24th March 1208.

‘His works of piety [King John], were very many, as for his actions, he neither came to the crown by justice, nor held it with any honour, nor left it in peace.'(1)

In the Middle Ages, Kings, Popes, Bishops, Barons, and Monks of Canterbury Cathedral Priory, all sought a part in choosing the Archbishop.

The monks having a role, as the Archbishop was titular Abbot of the Canterbury Province. So it is not surprising that there were many disputes, the most dramatic between King John and Rome over the approval of Stephen Langton, Archbishop (1207-1228), after the death of Hubert Walter in 1205.

John favoured John de Gray, Bishop of Norwich. The monks selected Reginald the sub-Prior, but Rome quashed both and elected Cardinal Langton. The King’s representative refused to ratify the appointment, but Langton was consecrated in 1207.

However King John refused him entry resulting in a six year interdict from Today in 1208, by Pope Innocent III, and the Priory monks were forced into exile.

Your tasks:
1: Extract the portion of the passage on King John and the Canterbury archbishopric starting at "John favoured John" and ending at "forced into exile.".
2: In the passage on King John and the Canterbury archbishopric, whom did the monks select as their candidate?
The records are not required here.

Items:

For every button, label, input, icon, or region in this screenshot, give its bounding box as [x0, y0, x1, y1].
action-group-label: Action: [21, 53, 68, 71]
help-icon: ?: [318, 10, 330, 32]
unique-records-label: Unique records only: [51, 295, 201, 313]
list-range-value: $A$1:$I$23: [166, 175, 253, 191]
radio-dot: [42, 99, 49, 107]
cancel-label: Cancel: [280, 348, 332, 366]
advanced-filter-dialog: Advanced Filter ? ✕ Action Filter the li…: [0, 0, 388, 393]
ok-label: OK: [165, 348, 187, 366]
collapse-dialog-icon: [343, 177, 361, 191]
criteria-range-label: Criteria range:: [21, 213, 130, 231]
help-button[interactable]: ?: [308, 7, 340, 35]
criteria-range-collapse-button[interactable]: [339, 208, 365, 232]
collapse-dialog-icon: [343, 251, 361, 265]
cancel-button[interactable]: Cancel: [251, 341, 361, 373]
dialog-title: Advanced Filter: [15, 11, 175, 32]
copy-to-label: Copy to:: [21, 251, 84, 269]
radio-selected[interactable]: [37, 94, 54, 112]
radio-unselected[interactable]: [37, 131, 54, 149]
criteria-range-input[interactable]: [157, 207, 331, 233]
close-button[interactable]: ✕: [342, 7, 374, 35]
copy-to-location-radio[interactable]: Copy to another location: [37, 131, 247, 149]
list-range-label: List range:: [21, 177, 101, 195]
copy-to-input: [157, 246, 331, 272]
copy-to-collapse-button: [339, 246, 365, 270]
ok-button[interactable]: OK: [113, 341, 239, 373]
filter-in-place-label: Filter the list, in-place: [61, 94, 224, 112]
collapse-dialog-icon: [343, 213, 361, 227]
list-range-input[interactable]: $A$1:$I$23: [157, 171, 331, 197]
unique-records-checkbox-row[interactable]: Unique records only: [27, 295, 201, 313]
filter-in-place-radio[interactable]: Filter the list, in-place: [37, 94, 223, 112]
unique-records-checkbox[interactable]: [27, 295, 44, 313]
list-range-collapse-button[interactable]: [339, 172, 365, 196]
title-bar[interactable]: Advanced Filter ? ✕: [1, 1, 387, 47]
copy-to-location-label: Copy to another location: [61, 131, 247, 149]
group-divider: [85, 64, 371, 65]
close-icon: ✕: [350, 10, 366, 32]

Solutions:
1:
John favoured John de Gray, Bishop of Norwich. The monks selected Reginald the sub-Prior, but Rome quashed both and elected Cardinal Langton. The King’s representative refused to ratify the appointment, but Langton was consecrated in 1207.

However King John refused him entry resulting in a six year interdict from Today in 1208, by Pope Innocent III, and the Priory monks were forced into exile.

2: Reginald the sub-Prior.